- Information given:
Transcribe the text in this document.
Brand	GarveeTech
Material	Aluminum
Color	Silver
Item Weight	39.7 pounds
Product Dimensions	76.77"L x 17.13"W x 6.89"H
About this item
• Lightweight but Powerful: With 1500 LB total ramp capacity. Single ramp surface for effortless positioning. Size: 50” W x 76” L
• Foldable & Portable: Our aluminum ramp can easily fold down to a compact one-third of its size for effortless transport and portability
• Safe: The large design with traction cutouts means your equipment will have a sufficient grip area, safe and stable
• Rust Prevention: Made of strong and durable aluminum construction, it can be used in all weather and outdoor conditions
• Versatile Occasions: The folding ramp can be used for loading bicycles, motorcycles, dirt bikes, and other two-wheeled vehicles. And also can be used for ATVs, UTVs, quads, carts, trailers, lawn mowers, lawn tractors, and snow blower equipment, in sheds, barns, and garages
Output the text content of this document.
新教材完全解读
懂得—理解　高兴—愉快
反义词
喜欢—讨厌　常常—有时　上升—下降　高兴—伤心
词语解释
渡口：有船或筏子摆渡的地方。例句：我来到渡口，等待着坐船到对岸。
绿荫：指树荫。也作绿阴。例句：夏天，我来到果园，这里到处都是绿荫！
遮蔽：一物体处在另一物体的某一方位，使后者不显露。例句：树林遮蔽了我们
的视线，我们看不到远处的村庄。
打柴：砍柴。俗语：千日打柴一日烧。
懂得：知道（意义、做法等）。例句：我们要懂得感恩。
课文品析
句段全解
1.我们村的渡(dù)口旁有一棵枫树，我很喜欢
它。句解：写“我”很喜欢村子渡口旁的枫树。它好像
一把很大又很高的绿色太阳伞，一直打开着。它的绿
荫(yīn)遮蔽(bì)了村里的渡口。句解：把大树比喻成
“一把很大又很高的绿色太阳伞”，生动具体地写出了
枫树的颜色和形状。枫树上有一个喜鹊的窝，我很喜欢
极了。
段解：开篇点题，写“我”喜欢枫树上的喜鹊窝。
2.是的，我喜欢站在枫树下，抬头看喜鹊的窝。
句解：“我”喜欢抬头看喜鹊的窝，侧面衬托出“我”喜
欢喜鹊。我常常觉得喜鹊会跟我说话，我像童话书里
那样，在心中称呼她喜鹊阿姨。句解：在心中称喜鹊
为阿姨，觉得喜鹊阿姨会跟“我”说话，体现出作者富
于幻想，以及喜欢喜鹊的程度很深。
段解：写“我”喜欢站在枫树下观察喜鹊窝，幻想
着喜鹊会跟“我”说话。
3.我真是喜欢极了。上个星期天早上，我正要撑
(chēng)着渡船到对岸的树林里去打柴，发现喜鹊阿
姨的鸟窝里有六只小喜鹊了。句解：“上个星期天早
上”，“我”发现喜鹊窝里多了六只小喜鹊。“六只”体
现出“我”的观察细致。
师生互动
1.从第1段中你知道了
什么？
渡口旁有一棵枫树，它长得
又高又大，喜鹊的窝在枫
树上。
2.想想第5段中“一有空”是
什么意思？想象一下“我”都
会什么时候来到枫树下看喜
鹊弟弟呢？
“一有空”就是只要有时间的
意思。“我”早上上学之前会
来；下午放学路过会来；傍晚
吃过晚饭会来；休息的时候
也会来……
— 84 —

- Set task: From the records above, copy every line that holds the word "text".

- Result below:
Transcribe the text in this document.
Output the text content of this document.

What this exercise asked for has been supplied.